- _GIVEN TASK_:
In the data below, find every line with the string "What" and pull it out.
-- Begin STORED DATA --
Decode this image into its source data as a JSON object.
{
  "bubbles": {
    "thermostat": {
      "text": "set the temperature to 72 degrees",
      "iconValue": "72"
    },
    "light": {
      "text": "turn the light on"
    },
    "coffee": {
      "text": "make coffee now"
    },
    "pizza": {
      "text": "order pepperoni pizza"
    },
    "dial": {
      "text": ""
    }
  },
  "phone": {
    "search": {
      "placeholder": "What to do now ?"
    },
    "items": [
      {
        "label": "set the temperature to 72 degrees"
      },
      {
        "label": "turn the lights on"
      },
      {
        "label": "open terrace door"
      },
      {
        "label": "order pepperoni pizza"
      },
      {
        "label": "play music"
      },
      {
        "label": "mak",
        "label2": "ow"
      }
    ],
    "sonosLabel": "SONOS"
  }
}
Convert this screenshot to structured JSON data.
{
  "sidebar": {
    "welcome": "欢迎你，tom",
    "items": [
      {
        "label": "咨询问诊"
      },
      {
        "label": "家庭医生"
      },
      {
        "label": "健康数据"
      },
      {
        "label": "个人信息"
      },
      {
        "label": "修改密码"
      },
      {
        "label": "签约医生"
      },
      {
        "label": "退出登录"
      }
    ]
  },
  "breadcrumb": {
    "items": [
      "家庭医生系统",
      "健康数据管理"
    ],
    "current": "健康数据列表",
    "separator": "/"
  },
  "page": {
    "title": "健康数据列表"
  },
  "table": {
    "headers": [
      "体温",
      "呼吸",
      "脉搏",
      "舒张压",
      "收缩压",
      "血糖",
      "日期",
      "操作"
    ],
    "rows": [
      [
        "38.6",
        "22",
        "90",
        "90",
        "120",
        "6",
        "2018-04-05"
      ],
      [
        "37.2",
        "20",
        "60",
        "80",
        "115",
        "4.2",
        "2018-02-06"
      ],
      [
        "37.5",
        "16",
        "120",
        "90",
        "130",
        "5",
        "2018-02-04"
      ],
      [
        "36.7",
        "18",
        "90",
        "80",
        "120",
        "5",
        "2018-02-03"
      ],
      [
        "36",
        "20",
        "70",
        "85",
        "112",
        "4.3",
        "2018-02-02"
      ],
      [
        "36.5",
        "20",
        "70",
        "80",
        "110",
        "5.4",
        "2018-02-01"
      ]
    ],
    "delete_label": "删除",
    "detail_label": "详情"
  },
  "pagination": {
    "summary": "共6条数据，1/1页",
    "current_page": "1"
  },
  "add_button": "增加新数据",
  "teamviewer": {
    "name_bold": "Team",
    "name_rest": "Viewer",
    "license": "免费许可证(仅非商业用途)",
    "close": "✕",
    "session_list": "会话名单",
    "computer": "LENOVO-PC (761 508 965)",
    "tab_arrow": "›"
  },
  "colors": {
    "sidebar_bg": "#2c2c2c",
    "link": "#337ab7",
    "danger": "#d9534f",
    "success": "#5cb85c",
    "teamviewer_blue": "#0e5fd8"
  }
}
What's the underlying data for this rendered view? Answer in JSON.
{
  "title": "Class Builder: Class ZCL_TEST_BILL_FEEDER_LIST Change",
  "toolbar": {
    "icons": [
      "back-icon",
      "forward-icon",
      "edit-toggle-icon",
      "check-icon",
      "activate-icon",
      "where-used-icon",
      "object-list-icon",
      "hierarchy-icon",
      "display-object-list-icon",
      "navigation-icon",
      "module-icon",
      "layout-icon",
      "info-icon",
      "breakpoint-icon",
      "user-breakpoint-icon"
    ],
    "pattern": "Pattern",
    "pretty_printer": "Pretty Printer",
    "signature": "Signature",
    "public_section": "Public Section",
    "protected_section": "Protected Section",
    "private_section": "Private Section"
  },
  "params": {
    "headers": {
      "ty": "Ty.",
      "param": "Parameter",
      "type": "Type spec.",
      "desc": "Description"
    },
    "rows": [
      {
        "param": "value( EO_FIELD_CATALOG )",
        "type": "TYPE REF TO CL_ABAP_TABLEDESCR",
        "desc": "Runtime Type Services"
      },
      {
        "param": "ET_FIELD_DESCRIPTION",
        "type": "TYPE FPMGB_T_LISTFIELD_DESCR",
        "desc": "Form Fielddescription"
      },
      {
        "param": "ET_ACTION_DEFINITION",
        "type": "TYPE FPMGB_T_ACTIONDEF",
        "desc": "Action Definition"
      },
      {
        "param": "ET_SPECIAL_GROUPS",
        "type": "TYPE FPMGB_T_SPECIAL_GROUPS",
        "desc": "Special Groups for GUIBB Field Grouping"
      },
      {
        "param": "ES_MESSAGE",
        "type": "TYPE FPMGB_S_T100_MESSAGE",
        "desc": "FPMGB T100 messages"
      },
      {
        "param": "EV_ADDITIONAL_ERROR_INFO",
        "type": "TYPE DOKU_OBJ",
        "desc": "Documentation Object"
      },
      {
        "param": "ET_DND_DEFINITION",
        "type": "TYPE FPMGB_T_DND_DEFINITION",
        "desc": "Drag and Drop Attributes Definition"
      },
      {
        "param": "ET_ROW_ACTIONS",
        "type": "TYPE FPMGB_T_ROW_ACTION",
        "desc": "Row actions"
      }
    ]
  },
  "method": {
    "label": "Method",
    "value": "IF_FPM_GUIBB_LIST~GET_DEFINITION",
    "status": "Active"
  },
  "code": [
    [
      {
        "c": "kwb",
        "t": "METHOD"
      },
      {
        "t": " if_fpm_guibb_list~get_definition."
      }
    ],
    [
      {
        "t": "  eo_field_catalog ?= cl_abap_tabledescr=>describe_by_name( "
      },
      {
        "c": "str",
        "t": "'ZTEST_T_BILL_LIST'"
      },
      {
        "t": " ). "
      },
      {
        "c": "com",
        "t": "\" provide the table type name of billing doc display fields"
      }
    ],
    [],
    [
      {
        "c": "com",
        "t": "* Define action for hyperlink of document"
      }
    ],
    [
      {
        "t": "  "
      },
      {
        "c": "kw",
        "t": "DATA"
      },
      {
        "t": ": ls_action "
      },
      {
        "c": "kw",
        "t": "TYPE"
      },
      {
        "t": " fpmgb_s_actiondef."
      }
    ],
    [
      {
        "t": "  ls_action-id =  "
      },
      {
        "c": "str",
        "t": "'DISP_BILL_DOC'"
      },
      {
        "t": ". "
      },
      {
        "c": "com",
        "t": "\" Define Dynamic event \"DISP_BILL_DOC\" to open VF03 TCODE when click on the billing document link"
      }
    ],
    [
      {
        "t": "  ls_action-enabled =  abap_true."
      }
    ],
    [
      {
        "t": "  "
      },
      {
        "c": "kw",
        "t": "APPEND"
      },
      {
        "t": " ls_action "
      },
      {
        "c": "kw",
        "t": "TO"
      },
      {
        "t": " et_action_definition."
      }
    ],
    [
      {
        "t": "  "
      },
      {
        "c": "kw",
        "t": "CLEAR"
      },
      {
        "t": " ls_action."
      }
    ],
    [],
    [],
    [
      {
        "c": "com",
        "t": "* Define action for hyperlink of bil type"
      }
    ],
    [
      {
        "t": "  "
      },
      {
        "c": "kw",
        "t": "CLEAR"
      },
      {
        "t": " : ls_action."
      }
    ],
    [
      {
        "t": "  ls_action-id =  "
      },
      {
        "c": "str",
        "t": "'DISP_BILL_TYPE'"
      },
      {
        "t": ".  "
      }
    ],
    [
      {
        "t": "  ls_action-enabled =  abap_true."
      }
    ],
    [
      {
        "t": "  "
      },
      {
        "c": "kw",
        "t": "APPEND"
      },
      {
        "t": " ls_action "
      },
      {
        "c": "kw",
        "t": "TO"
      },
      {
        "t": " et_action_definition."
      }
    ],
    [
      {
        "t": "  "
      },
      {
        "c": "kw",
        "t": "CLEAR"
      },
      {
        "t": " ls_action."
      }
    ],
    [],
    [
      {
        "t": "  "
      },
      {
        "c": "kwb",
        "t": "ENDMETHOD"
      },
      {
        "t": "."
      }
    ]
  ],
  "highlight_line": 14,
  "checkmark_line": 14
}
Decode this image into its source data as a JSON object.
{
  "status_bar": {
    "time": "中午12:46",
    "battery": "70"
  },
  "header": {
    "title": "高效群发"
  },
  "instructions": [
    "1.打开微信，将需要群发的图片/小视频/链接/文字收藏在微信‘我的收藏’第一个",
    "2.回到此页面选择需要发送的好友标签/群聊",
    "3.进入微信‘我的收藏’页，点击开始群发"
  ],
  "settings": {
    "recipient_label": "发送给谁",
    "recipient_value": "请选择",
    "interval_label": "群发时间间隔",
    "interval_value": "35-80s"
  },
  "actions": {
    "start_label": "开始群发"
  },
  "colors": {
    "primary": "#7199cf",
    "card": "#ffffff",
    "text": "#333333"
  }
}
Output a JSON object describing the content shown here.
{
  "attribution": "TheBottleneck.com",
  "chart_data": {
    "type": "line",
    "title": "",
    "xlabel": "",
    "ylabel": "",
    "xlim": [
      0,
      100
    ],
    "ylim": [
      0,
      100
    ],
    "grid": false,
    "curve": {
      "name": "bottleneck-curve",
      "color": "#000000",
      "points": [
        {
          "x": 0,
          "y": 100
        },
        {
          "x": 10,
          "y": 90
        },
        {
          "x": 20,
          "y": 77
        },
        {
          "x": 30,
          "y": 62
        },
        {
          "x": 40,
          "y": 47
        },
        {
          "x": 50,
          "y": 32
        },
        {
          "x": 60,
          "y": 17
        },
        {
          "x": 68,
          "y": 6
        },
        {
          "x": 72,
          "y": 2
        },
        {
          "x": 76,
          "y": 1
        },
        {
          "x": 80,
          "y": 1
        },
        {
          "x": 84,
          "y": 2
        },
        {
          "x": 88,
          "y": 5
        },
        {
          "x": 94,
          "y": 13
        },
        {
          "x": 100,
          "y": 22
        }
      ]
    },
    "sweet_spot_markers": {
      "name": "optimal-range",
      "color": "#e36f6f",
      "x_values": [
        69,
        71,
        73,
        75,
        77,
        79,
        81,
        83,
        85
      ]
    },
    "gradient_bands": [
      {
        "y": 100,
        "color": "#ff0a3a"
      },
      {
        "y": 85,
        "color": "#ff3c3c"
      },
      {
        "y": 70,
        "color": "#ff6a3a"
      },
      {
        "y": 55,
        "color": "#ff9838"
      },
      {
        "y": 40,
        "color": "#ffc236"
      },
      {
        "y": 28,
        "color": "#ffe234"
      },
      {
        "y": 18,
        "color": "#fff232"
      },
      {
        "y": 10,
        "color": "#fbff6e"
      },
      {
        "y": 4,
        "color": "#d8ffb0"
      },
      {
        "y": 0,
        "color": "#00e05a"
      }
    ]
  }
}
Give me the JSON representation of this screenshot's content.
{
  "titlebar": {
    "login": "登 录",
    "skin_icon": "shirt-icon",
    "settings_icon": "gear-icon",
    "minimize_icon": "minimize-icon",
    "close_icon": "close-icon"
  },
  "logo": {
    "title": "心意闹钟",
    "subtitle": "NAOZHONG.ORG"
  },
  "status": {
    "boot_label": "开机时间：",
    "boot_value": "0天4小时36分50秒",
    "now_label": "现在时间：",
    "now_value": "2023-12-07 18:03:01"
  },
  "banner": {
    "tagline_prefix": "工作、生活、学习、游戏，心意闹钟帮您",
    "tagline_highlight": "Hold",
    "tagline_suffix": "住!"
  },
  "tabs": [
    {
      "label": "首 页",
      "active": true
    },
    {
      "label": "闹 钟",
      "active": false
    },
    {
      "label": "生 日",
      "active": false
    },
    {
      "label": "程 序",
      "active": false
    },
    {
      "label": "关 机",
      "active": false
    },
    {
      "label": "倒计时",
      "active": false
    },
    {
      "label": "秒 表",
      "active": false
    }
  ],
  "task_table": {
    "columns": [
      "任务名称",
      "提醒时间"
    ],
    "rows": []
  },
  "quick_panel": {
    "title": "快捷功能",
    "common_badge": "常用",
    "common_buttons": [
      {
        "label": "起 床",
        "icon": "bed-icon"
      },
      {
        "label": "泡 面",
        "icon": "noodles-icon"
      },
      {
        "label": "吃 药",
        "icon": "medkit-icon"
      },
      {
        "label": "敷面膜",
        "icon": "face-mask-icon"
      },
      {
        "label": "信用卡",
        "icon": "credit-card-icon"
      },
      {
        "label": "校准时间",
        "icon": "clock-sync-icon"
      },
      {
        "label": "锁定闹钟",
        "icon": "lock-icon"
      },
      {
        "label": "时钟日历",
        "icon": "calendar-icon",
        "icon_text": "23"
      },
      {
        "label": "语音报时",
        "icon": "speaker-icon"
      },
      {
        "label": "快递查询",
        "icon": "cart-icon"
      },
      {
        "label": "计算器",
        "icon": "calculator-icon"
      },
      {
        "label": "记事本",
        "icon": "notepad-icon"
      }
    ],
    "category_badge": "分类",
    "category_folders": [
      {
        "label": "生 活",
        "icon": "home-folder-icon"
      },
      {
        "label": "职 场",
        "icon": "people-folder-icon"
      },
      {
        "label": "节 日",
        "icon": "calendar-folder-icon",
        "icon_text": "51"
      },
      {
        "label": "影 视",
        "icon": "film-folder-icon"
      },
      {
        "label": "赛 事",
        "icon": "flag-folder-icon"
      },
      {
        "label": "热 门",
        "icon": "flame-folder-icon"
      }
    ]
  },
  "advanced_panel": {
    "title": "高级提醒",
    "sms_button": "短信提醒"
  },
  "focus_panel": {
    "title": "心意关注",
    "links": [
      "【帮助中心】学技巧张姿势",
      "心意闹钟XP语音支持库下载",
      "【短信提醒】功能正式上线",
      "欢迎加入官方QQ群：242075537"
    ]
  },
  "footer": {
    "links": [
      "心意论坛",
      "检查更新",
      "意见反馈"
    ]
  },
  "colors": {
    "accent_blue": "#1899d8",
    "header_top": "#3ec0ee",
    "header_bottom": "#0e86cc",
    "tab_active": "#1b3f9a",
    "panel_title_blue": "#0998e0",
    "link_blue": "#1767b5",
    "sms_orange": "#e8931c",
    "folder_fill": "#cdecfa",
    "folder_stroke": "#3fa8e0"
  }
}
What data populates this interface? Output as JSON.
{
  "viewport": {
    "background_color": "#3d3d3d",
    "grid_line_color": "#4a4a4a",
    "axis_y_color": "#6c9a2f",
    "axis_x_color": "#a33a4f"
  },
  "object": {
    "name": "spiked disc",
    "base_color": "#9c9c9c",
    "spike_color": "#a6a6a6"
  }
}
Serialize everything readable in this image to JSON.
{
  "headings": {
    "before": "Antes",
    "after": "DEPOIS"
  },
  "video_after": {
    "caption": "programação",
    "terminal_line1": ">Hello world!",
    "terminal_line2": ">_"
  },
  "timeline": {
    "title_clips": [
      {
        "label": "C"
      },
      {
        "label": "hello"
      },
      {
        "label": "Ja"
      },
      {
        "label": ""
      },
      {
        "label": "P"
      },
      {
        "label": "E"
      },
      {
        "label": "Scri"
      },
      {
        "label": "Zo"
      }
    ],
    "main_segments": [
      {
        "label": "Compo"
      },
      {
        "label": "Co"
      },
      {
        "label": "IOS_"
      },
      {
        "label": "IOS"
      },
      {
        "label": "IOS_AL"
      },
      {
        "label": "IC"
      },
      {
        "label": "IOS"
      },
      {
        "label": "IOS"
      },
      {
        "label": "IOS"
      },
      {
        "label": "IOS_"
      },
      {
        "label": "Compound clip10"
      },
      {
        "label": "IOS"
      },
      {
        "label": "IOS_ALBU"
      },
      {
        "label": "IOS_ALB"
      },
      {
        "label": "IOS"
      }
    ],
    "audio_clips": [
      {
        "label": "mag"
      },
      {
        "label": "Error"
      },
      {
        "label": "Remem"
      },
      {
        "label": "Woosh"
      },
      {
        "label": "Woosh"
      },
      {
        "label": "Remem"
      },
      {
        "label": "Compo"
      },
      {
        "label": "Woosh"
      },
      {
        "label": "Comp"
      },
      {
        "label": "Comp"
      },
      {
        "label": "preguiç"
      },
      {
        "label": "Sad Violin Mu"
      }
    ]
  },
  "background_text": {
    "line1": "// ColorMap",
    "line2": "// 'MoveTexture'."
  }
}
-- End STORED DATA --
- _EXERCISE OUTPUT_:
      "placeholder": "What to do now ?"
What's the underlying data for this rendered view? Answer in JSON.
What data populates this interface? Output as JSON.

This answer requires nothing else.